§ **STORED ROWS**
┄┄┄┄┄┄

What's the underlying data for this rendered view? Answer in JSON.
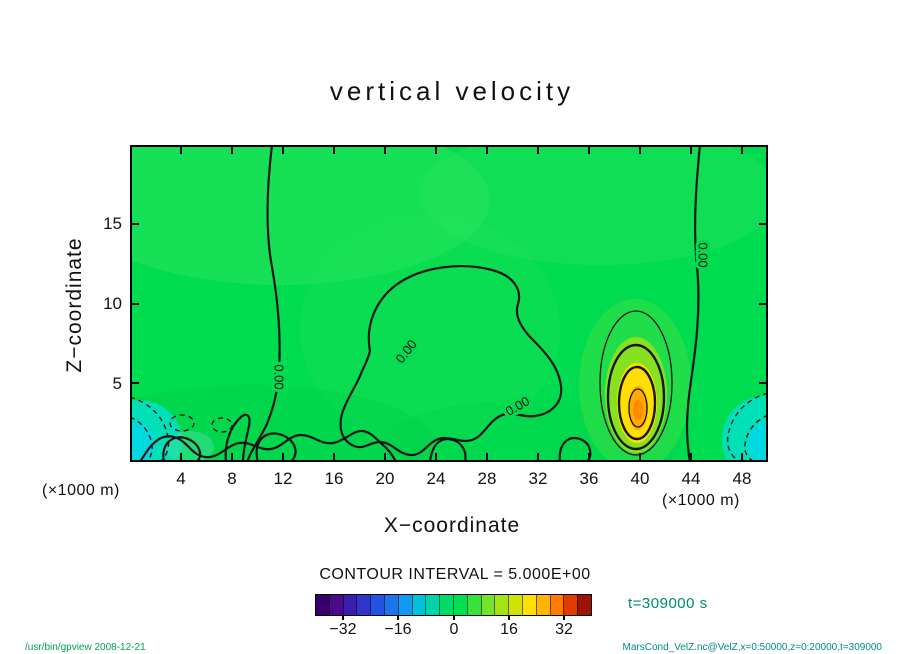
{
  "title": "vertical velocity",
  "plot": {
    "x_axis": {
      "label": "X−coordinate",
      "units": "(×1000 m)",
      "ticks": [
        "4",
        "8",
        "12",
        "16",
        "20",
        "24",
        "28",
        "32",
        "36",
        "40",
        "44",
        "48"
      ]
    },
    "y_axis": {
      "label": "Z−coordinate",
      "units": "(×1000 m)",
      "ticks": [
        "5",
        "10",
        "15"
      ]
    },
    "contour_labels": [
      "0.00",
      "0.00",
      "0.00",
      "0.00"
    ]
  },
  "colorbar": {
    "caption": "CONTOUR INTERVAL = 5.000E+00",
    "ticks": [
      "−32",
      "−16",
      "0",
      "16",
      "32"
    ],
    "colors": [
      "#38006b",
      "#4a0a8a",
      "#3a1fae",
      "#2e35c8",
      "#2452e2",
      "#1c74ee",
      "#0f9cf0",
      "#00c2dc",
      "#00d4a8",
      "#00dc6a",
      "#00e050",
      "#38e23c",
      "#74e428",
      "#a4e414",
      "#d0e400",
      "#ffe000",
      "#ffb400",
      "#ff7c00",
      "#e13c00",
      "#9c1408"
    ]
  },
  "time_label": "t=309000 s",
  "footer": {
    "left": "/usr/bin/gpview  2008-12-21",
    "right": "MarsCond_VelZ.nc@VelZ,x=0:50000,z=0:20000,t=309000"
  },
  "field_colors": {
    "background_green": "#00dc50",
    "updraft_yellow": "#ffe000",
    "updraft_orange": "#ff8c00",
    "downdraft_cyan": "#00e0c8",
    "annotation_teal": "#008a72"
  },
  "chart_data": {
    "type": "heatmap",
    "subtype": "filled-contour-plot",
    "title": "vertical velocity",
    "variable": "VelZ",
    "xlabel": "X−coordinate",
    "ylabel": "Z−coordinate",
    "x_units": "×1000 m",
    "y_units": "×1000 m",
    "xlim": [
      0,
      50
    ],
    "ylim": [
      0,
      20
    ],
    "x_ticks": [
      4,
      8,
      12,
      16,
      20,
      24,
      28,
      32,
      36,
      40,
      44,
      48
    ],
    "y_ticks": [
      5,
      10,
      15
    ],
    "contour_interval": 5.0,
    "zero_contour_label": "0.00",
    "colorbar": {
      "ticks": [
        -32,
        -16,
        0,
        16,
        32
      ],
      "range": [
        -40,
        40
      ],
      "orientation": "horizontal"
    },
    "time_seconds": 309000,
    "grid": false,
    "features": [
      {
        "name": "updraft-maximum",
        "x": 40,
        "z": 4,
        "approx_value": 20,
        "appearance": "yellow core with orange center and concentric black contours"
      },
      {
        "name": "background-field",
        "approx_value": 0,
        "appearance": "near-zero bright green field crossed by meandering 0.00 contours"
      },
      {
        "name": "downdraft-left-corner",
        "x": 1,
        "z": 1.5,
        "approx_value": -8,
        "appearance": "cyan patch with dashed negative contours"
      },
      {
        "name": "downdraft-right-corner",
        "x": 49,
        "z": 1.5,
        "approx_value": -8,
        "appearance": "cyan patch with dashed negative contours"
      }
    ],
    "zero_contours": [
      "quasi-vertical 0.00 line near x=11 running from top boundary to bottom boundary",
      "quasi-vertical 0.00 line near x=44 running from top boundary to bottom boundary",
      "large closed 0.00 loop spanning roughly x=17-34, z=0-11",
      "bumpy 0.00 structures along the lower boundary z<4",
      "closed contour rings around the updraft maximum at x=40, z=2-10"
    ]
  }
}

┄┄┄┄┄┄

§ **DESCRIPTION OF THE TASK**
Identify which lines contain the word "from" and copy each one.

§ **TASK ANSWER**
      "quasi-vertical 0.00 line near x=11 running from top boundary to bottom boundary",
      "quasi-vertical 0.00 line near x=44 running from top boundary to bottom boundary",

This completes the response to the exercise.